Write out every entry exactly as it stands.

#### Task inputs
-- Begin --
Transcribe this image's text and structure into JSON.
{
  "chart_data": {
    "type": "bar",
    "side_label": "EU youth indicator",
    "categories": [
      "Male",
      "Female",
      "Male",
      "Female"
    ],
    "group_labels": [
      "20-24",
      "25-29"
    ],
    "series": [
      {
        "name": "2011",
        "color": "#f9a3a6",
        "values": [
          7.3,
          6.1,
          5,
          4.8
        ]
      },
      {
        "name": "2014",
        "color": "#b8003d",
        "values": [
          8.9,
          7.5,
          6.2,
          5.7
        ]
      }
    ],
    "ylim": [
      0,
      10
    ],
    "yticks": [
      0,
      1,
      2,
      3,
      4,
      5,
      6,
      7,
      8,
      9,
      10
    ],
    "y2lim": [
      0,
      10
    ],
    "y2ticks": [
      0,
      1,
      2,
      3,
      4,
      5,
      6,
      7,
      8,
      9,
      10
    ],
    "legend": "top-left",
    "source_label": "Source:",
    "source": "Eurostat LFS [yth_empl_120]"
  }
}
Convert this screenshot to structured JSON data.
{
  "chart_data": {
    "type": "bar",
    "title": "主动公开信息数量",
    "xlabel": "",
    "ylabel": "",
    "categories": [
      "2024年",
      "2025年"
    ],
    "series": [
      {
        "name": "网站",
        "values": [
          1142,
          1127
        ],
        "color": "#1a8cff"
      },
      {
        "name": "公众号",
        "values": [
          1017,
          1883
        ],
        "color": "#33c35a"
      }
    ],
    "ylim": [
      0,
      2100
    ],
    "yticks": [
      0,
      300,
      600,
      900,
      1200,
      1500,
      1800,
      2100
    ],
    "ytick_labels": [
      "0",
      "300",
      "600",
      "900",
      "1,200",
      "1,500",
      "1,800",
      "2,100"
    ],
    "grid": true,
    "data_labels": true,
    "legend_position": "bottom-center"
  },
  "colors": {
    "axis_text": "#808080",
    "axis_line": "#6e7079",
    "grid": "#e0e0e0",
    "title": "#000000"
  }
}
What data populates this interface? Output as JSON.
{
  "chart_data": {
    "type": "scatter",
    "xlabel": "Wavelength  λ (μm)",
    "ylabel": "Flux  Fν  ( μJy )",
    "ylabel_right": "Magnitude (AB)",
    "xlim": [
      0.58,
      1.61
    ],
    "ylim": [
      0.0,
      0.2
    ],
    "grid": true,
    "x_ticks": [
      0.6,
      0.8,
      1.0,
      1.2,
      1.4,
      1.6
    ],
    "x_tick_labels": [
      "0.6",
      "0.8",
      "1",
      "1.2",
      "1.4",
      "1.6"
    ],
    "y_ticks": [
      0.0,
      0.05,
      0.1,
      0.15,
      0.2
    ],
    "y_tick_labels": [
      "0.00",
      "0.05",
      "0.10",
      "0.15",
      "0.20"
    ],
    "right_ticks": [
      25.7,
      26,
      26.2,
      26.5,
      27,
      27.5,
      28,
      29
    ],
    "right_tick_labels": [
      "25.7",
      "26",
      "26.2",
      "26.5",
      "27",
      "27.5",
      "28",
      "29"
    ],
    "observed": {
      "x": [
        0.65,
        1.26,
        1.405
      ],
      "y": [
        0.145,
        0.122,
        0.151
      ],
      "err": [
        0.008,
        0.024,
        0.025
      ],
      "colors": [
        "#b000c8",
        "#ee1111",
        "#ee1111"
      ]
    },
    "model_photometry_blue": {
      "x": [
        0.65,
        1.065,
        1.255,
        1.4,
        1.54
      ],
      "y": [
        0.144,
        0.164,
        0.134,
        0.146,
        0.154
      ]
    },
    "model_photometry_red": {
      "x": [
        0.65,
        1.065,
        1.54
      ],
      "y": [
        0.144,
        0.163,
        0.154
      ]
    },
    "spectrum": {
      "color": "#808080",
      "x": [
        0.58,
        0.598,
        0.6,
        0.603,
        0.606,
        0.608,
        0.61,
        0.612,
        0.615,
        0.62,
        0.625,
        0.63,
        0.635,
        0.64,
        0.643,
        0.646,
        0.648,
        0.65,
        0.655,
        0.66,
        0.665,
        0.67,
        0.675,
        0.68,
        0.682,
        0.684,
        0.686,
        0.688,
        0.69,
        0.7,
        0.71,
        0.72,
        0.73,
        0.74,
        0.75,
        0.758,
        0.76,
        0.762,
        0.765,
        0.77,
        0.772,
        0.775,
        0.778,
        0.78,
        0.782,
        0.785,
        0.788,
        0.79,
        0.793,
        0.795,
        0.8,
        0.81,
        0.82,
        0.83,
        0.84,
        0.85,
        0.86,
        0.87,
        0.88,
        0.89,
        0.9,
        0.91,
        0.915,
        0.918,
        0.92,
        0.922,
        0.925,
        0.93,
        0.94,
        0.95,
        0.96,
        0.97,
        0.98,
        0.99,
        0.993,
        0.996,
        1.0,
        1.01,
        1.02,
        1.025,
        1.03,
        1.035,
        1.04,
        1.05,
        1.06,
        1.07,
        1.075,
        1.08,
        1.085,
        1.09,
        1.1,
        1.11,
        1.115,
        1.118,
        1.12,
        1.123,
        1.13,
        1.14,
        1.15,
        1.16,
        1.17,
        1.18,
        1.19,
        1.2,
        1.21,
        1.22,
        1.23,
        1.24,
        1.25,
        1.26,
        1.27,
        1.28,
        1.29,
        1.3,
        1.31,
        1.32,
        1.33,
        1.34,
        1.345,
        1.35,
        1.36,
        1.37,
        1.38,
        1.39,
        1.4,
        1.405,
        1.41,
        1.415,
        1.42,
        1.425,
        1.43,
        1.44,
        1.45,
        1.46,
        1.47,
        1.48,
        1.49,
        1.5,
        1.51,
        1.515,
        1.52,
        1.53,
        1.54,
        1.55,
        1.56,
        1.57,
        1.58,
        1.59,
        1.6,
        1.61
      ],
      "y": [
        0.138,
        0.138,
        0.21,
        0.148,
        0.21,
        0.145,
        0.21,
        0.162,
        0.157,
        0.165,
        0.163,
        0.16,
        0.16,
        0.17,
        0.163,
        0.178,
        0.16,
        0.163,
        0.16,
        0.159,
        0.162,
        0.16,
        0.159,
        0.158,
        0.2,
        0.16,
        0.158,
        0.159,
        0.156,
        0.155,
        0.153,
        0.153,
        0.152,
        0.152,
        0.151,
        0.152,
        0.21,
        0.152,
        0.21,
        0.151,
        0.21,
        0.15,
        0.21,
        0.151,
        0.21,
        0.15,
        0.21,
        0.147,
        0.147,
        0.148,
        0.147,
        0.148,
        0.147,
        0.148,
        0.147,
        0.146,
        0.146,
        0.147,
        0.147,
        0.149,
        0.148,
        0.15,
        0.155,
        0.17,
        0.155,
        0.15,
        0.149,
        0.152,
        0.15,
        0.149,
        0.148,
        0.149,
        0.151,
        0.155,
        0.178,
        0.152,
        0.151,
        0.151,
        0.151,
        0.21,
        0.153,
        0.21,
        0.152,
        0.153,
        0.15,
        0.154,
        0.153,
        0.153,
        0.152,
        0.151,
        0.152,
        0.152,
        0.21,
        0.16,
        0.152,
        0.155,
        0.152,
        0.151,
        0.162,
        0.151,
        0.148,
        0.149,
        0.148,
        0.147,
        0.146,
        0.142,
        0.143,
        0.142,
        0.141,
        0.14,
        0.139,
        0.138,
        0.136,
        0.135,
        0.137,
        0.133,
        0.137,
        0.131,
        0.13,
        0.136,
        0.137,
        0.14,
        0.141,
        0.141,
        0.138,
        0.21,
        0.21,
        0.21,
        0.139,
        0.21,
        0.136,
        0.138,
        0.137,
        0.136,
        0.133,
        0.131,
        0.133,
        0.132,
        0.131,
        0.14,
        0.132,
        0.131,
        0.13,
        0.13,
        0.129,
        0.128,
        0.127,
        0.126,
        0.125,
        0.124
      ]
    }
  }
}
-- End --
#### Problem solution
Transcribe this image's text and structure into JSON.
{
  "chart_data": {
    "type": "bar",
    "side_label": "EU youth indicator",
    "categories": [
      "Male",
      "Female",
      "Male",
      "Female"
    ],
    "group_labels": [
      "20-24",
      "25-29"
    ],
    "series": [
      {
        "name": "2011",
        "color": "#f9a3a6",
        "values": [
          7.3,
          6.1,
          5,
          4.8
        ]
      },
      {
        "name": "2014",
        "color": "#b8003d",
        "values": [
          8.9,
          7.5,
          6.2,
          5.7
        ]
      }
    ],
    "ylim": [
      0,
      10
    ],
    "yticks": [
      0,
      1,
      2,
      3,
      4,
      5,
      6,
      7,
      8,
      9,
      10
    ],
    "y2lim": [
      0,
      10
    ],
    "y2ticks": [
      0,
      1,
      2,
      3,
      4,
      5,
      6,
      7,
      8,
      9,
      10
    ],
    "legend": "top-left",
    "source_label": "Source:",
    "source": "Eurostat LFS [yth_empl_120]"
  }
}
Convert this screenshot to structured JSON data.
{
  "chart_data": {
    "type": "bar",
    "title": "主动公开信息数量",
    "xlabel": "",
    "ylabel": "",
    "categories": [
      "2024年",
      "2025年"
    ],
    "series": [
      {
        "name": "网站",
        "values": [
          1142,
          1127
        ],
        "color": "#1a8cff"
      },
      {
        "name": "公众号",
        "values": [
          1017,
          1883
        ],
        "color": "#33c35a"
      }
    ],
    "ylim": [
      0,
      2100
    ],
    "yticks": [
      0,
      300,
      600,
      900,
      1200,
      1500,
      1800,
      2100
    ],
    "ytick_labels": [
      "0",
      "300",
      "600",
      "900",
      "1,200",
      "1,500",
      "1,800",
      "2,100"
    ],
    "grid": true,
    "data_labels": true,
    "legend_position": "bottom-center"
  },
  "colors": {
    "axis_text": "#808080",
    "axis_line": "#6e7079",
    "grid": "#e0e0e0",
    "title": "#000000"
  }
}
What data populates this interface? Output as JSON.
{
  "chart_data": {
    "type": "scatter",
    "xlabel": "Wavelength  λ (μm)",
    "ylabel": "Flux  Fν  ( μJy )",
    "ylabel_right": "Magnitude (AB)",
    "xlim": [
      0.58,
      1.61
    ],
    "ylim": [
      0.0,
      0.2
    ],
    "grid": true,
    "x_ticks": [
      0.6,
      0.8,
      1.0,
      1.2,
      1.4,
      1.6
    ],
    "x_tick_labels": [
      "0.6",
      "0.8",
      "1",
      "1.2",
      "1.4",
      "1.6"
    ],
    "y_ticks": [
      0.0,
      0.05,
      0.1,
      0.15,
      0.2
    ],
    "y_tick_labels": [
      "0.00",
      "0.05",
      "0.10",
      "0.15",
      "0.20"
    ],
    "right_ticks": [
      25.7,
      26,
      26.2,
      26.5,
      27,
      27.5,
      28,
      29
    ],
    "right_tick_labels": [
      "25.7",
      "26",
      "26.2",
      "26.5",
      "27",
      "27.5",
      "28",
      "29"
    ],
    "observed": {
      "x": [
        0.65,
        1.26,
        1.405
      ],
      "y": [
        0.145,
        0.122,
        0.151
      ],
      "err": [
        0.008,
        0.024,
        0.025
      ],
      "colors": [
        "#b000c8",
        "#ee1111",
        "#ee1111"
      ]
    },
    "model_photometry_blue": {
      "x": [
        0.65,
        1.065,
        1.255,
        1.4,
        1.54
      ],
      "y": [
        0.144,
        0.164,
        0.134,
        0.146,
        0.154
      ]
    },
    "model_photometry_red": {
      "x": [
        0.65,
        1.065,
        1.54
      ],
      "y": [
        0.144,
        0.163,
        0.154
      ]
    },
    "spectrum": {
      "color": "#808080",
      "x": [
        0.58,
        0.598,
        0.6,
        0.603,
        0.606,
        0.608,
        0.61,
        0.612,
        0.615,
        0.62,
        0.625,
        0.63,
        0.635,
        0.64,
        0.643,
        0.646,
        0.648,
        0.65,
        0.655,
        0.66,
        0.665,
        0.67,
        0.675,
        0.68,
        0.682,
        0.684,
        0.686,
        0.688,
        0.69,
        0.7,
        0.71,
        0.72,
        0.73,
        0.74,
        0.75,
        0.758,
        0.76,
        0.762,
        0.765,
        0.77,
        0.772,
        0.775,
        0.778,
        0.78,
        0.782,
        0.785,
        0.788,
        0.79,
        0.793,
        0.795,
        0.8,
        0.81,
        0.82,
        0.83,
        0.84,
        0.85,
        0.86,
        0.87,
        0.88,
        0.89,
        0.9,
        0.91,
        0.915,
        0.918,
        0.92,
        0.922,
        0.925,
        0.93,
        0.94,
        0.95,
        0.96,
        0.97,
        0.98,
        0.99,
        0.993,
        0.996,
        1.0,
        1.01,
        1.02,
        1.025,
        1.03,
        1.035,
        1.04,
        1.05,
        1.06,
        1.07,
        1.075,
        1.08,
        1.085,
        1.09,
        1.1,
        1.11,
        1.115,
        1.118,
        1.12,
        1.123,
        1.13,
        1.14,
        1.15,
        1.16,
        1.17,
        1.18,
        1.19,
        1.2,
        1.21,
        1.22,
        1.23,
        1.24,
        1.25,
        1.26,
        1.27,
        1.28,
        1.29,
        1.3,
        1.31,
        1.32,
        1.33,
        1.34,
        1.345,
        1.35,
        1.36,
        1.37,
        1.38,
        1.39,
        1.4,
        1.405,
        1.41,
        1.415,
        1.42,
        1.425,
        1.43,
        1.44,
        1.45,
        1.46,
        1.47,
        1.48,
        1.49,
        1.5,
        1.51,
        1.515,
        1.52,
        1.53,
        1.54,
        1.55,
        1.56,
        1.57,
        1.58,
        1.59,
        1.6,
        1.61
      ],
      "y": [
        0.138,
        0.138,
        0.21,
        0.148,
        0.21,
        0.145,
        0.21,
        0.162,
        0.157,
        0.165,
        0.163,
        0.16,
        0.16,
        0.17,
        0.163,
        0.178,
        0.16,
        0.163,
        0.16,
        0.159,
        0.162,
        0.16,
        0.159,
        0.158,
        0.2,
        0.16,
        0.158,
        0.159,
        0.156,
        0.155,
        0.153,
        0.153,
        0.152,
        0.152,
        0.151,
        0.152,
        0.21,
        0.152,
        0.21,
        0.151,
        0.21,
        0.15,
        0.21,
        0.151,
        0.21,
        0.15,
        0.21,
        0.147,
        0.147,
        0.148,
        0.147,
        0.148,
        0.147,
        0.148,
        0.147,
        0.146,
        0.146,
        0.147,
        0.147,
        0.149,
        0.148,
        0.15,
        0.155,
        0.17,
        0.155,
        0.15,
        0.149,
        0.152,
        0.15,
        0.149,
        0.148,
        0.149,
        0.151,
        0.155,
        0.178,
        0.152,
        0.151,
        0.151,
        0.151,
        0.21,
        0.153,
        0.21,
        0.152,
        0.153,
        0.15,
        0.154,
        0.153,
        0.153,
        0.152,
        0.151,
        0.152,
        0.152,
        0.21,
        0.16,
        0.152,
        0.155,
        0.152,
        0.151,
        0.162,
        0.151,
        0.148,
        0.149,
        0.148,
        0.147,
        0.146,
        0.142,
        0.143,
        0.142,
        0.141,
        0.14,
        0.139,
        0.138,
        0.136,
        0.135,
        0.137,
        0.133,
        0.137,
        0.131,
        0.13,
        0.136,
        0.137,
        0.14,
        0.141,
        0.141,
        0.138,
        0.21,
        0.21,
        0.21,
        0.139,
        0.21,
        0.136,
        0.138,
        0.137,
        0.136,
        0.133,
        0.131,
        0.133,
        0.132,
        0.131,
        0.14,
        0.132,
        0.131,
        0.13,
        0.13,
        0.129,
        0.128,
        0.127,
        0.126,
        0.125,
        0.124
      ]
    }
  }
}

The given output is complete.